▸ Goal of the exercise:
Word for word, restate every line of the listing that follows.

▸ Listing:
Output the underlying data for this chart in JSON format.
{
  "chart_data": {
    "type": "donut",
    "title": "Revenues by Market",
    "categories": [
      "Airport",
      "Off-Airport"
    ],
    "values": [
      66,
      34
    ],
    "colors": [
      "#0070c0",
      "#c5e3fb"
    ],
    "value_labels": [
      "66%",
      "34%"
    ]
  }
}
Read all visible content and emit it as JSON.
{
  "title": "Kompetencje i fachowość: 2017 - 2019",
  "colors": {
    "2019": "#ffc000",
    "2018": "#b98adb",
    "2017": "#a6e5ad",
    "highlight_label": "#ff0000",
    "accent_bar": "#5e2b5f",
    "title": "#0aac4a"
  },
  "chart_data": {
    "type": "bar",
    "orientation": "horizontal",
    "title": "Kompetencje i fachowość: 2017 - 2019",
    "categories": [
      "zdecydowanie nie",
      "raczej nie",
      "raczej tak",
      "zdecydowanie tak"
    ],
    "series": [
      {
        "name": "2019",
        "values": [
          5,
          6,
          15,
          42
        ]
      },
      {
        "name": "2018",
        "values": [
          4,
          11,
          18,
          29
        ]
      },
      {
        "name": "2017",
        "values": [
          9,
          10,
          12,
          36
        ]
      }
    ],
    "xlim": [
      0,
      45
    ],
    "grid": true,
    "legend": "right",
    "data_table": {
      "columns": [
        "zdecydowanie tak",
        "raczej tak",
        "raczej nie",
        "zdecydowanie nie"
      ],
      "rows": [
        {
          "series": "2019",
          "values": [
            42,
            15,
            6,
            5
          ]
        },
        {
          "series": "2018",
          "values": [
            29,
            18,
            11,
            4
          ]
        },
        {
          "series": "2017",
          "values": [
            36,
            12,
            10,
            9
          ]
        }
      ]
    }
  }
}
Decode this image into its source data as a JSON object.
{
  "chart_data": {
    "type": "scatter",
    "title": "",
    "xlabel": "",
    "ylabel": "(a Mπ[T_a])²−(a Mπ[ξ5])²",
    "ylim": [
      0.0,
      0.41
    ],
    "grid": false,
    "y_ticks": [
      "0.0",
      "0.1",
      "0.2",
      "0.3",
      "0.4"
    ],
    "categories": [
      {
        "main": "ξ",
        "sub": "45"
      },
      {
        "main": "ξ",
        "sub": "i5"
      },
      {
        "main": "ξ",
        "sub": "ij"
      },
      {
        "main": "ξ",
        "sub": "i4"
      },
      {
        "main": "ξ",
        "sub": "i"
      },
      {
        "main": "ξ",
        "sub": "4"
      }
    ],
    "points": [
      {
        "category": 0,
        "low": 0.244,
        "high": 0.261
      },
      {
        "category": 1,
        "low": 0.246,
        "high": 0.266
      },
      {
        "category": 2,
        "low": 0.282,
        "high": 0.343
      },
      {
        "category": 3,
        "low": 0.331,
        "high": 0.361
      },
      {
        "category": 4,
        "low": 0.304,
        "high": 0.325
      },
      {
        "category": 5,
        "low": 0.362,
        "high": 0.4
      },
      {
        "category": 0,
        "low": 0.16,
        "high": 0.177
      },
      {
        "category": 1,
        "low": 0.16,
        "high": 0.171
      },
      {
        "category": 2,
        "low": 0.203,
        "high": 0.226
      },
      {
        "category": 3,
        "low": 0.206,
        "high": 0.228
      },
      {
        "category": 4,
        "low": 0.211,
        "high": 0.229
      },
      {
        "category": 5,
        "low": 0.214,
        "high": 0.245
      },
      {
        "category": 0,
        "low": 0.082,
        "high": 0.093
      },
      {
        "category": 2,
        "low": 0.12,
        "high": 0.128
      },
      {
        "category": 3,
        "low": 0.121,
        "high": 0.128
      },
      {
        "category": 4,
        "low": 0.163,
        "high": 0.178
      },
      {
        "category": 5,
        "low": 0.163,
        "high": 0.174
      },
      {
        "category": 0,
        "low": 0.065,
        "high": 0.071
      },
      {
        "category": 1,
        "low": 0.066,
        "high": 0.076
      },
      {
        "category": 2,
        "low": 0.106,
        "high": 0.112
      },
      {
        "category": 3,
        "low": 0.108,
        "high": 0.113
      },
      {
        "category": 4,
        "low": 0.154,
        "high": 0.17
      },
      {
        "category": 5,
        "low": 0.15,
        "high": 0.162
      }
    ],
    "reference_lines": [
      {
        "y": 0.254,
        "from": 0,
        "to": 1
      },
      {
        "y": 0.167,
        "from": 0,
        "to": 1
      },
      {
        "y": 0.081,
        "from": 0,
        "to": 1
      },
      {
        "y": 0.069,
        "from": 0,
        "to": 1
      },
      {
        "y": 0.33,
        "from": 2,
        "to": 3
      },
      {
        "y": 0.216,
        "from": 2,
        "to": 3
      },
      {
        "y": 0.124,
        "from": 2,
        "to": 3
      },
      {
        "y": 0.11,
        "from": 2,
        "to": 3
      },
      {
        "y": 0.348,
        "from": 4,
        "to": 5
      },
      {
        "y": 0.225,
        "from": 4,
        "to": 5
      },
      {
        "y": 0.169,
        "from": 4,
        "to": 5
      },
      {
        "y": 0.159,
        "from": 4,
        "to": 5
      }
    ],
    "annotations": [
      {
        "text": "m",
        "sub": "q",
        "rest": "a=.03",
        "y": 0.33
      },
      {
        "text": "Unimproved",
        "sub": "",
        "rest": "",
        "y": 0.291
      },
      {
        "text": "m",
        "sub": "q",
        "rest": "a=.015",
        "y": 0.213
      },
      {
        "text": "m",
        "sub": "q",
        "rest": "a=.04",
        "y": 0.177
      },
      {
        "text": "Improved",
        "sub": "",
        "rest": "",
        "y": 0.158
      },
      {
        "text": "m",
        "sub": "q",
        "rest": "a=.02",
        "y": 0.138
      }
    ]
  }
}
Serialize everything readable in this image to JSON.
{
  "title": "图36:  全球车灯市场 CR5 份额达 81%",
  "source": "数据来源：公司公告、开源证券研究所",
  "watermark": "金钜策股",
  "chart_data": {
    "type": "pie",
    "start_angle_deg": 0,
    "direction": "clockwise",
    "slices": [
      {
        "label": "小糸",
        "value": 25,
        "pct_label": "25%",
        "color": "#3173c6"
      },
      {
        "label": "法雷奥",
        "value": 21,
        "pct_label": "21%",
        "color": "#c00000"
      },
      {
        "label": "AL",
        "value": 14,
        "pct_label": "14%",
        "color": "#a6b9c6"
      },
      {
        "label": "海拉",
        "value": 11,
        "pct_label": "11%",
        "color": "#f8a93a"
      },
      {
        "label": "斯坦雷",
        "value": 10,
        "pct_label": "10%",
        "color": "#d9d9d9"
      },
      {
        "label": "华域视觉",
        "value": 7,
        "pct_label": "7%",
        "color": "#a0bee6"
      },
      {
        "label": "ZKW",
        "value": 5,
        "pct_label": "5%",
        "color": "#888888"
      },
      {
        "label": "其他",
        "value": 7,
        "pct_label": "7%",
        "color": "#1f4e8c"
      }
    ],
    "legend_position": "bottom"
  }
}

▸ Result:
Output the underlying data for this chart in JSON format.
{
  "chart_data": {
    "type": "donut",
    "title": "Revenues by Market",
    "categories": [
      "Airport",
      "Off-Airport"
    ],
    "values": [
      66,
      34
    ],
    "colors": [
      "#0070c0",
      "#c5e3fb"
    ],
    "value_labels": [
      "66%",
      "34%"
    ]
  }
}
Read all visible content and emit it as JSON.
{
  "title": "Kompetencje i fachowość: 2017 - 2019",
  "colors": {
    "2019": "#ffc000",
    "2018": "#b98adb",
    "2017": "#a6e5ad",
    "highlight_label": "#ff0000",
    "accent_bar": "#5e2b5f",
    "title": "#0aac4a"
  },
  "chart_data": {
    "type": "bar",
    "orientation": "horizontal",
    "title": "Kompetencje i fachowość: 2017 - 2019",
    "categories": [
      "zdecydowanie nie",
      "raczej nie",
      "raczej tak",
      "zdecydowanie tak"
    ],
    "series": [
      {
        "name": "2019",
        "values": [
          5,
          6,
          15,
          42
        ]
      },
      {
        "name": "2018",
        "values": [
          4,
          11,
          18,
          29
        ]
      },
      {
        "name": "2017",
        "values": [
          9,
          10,
          12,
          36
        ]
      }
    ],
    "xlim": [
      0,
      45
    ],
    "grid": true,
    "legend": "right",
    "data_table": {
      "columns": [
        "zdecydowanie tak",
        "raczej tak",
        "raczej nie",
        "zdecydowanie nie"
      ],
      "rows": [
        {
          "series": "2019",
          "values": [
            42,
            15,
            6,
            5
          ]
        },
        {
          "series": "2018",
          "values": [
            29,
            18,
            11,
            4
          ]
        },
        {
          "series": "2017",
          "values": [
            36,
            12,
            10,
            9
          ]
        }
      ]
    }
  }
}
Decode this image into its source data as a JSON object.
{
  "chart_data": {
    "type": "scatter",
    "title": "",
    "xlabel": "",
    "ylabel": "(a Mπ[T_a])²−(a Mπ[ξ5])²",
    "ylim": [
      0.0,
      0.41
    ],
    "grid": false,
    "y_ticks": [
      "0.0",
      "0.1",
      "0.2",
      "0.3",
      "0.4"
    ],
    "categories": [
      {
        "main": "ξ",
        "sub": "45"
      },
      {
        "main": "ξ",
        "sub": "i5"
      },
      {
        "main": "ξ",
        "sub": "ij"
      },
      {
        "main": "ξ",
        "sub": "i4"
      },
      {
        "main": "ξ",
        "sub": "i"
      },
      {
        "main": "ξ",
        "sub": "4"
      }
    ],
    "points": [
      {
        "category": 0,
        "low": 0.244,
        "high": 0.261
      },
      {
        "category": 1,
        "low": 0.246,
        "high": 0.266
      },
      {
        "category": 2,
        "low": 0.282,
        "high": 0.343
      },
      {
        "category": 3,
        "low": 0.331,
        "high": 0.361
      },
      {
        "category": 4,
        "low": 0.304,
        "high": 0.325
      },
      {
        "category": 5,
        "low": 0.362,
        "high": 0.4
      },
      {
        "category": 0,
        "low": 0.16,
        "high": 0.177
      },
      {
        "category": 1,
        "low": 0.16,
        "high": 0.171
      },
      {
        "category": 2,
        "low": 0.203,
        "high": 0.226
      },
      {
        "category": 3,
        "low": 0.206,
        "high": 0.228
      },
      {
        "category": 4,
        "low": 0.211,
        "high": 0.229
      },
      {
        "category": 5,
        "low": 0.214,
        "high": 0.245
      },
      {
        "category": 0,
        "low": 0.082,
        "high": 0.093
      },
      {
        "category": 2,
        "low": 0.12,
        "high": 0.128
      },
      {
        "category": 3,
        "low": 0.121,
        "high": 0.128
      },
      {
        "category": 4,
        "low": 0.163,
        "high": 0.178
      },
      {
        "category": 5,
        "low": 0.163,
        "high": 0.174
      },
      {
        "category": 0,
        "low": 0.065,
        "high": 0.071
      },
      {
        "category": 1,
        "low": 0.066,
        "high": 0.076
      },
      {
        "category": 2,
        "low": 0.106,
        "high": 0.112
      },
      {
        "category": 3,
        "low": 0.108,
        "high": 0.113
      },
      {
        "category": 4,
        "low": 0.154,
        "high": 0.17
      },
      {
        "category": 5,
        "low": 0.15,
        "high": 0.162
      }
    ],
    "reference_lines": [
      {
        "y": 0.254,
        "from": 0,
        "to": 1
      },
      {
        "y": 0.167,
        "from": 0,
        "to": 1
      },
      {
        "y": 0.081,
        "from": 0,
        "to": 1
      },
      {
        "y": 0.069,
        "from": 0,
        "to": 1
      },
      {
        "y": 0.33,
        "from": 2,
        "to": 3
      },
      {
        "y": 0.216,
        "from": 2,
        "to": 3
      },
      {
        "y": 0.124,
        "from": 2,
        "to": 3
      },
      {
        "y": 0.11,
        "from": 2,
        "to": 3
      },
      {
        "y": 0.348,
        "from": 4,
        "to": 5
      },
      {
        "y": 0.225,
        "from": 4,
        "to": 5
      },
      {
        "y": 0.169,
        "from": 4,
        "to": 5
      },
      {
        "y": 0.159,
        "from": 4,
        "to": 5
      }
    ],
    "annotations": [
      {
        "text": "m",
        "sub": "q",
        "rest": "a=.03",
        "y": 0.33
      },
      {
        "text": "Unimproved",
        "sub": "",
        "rest": "",
        "y": 0.291
      },
      {
        "text": "m",
        "sub": "q",
        "rest": "a=.015",
        "y": 0.213
      },
      {
        "text": "m",
        "sub": "q",
        "rest": "a=.04",
        "y": 0.177
      },
      {
        "text": "Improved",
        "sub": "",
        "rest": "",
        "y": 0.158
      },
      {
        "text": "m",
        "sub": "q",
        "rest": "a=.02",
        "y": 0.138
      }
    ]
  }
}
Serialize everything readable in this image to JSON.
{
  "title": "图36:  全球车灯市场 CR5 份额达 81%",
  "source": "数据来源：公司公告、开源证券研究所",
  "watermark": "金钜策股",
  "chart_data": {
    "type": "pie",
    "start_angle_deg": 0,
    "direction": "clockwise",
    "slices": [
      {
        "label": "小糸",
        "value": 25,
        "pct_label": "25%",
        "color": "#3173c6"
      },
      {
        "label": "法雷奥",
        "value": 21,
        "pct_label": "21%",
        "color": "#c00000"
      },
      {
        "label": "AL",
        "value": 14,
        "pct_label": "14%",
        "color": "#a6b9c6"
      },
      {
        "label": "海拉",
        "value": 11,
        "pct_label": "11%",
        "color": "#f8a93a"
      },
      {
        "label": "斯坦雷",
        "value": 10,
        "pct_label": "10%",
        "color": "#d9d9d9"
      },
      {
        "label": "华域视觉",
        "value": 7,
        "pct_label": "7%",
        "color": "#a0bee6"
      },
      {
        "label": "ZKW",
        "value": 5,
        "pct_label": "5%",
        "color": "#888888"
      },
      {
        "label": "其他",
        "value": 7,
        "pct_label": "7%",
        "color": "#1f4e8c"
      }
    ],
    "legend_position": "bottom"
  }
}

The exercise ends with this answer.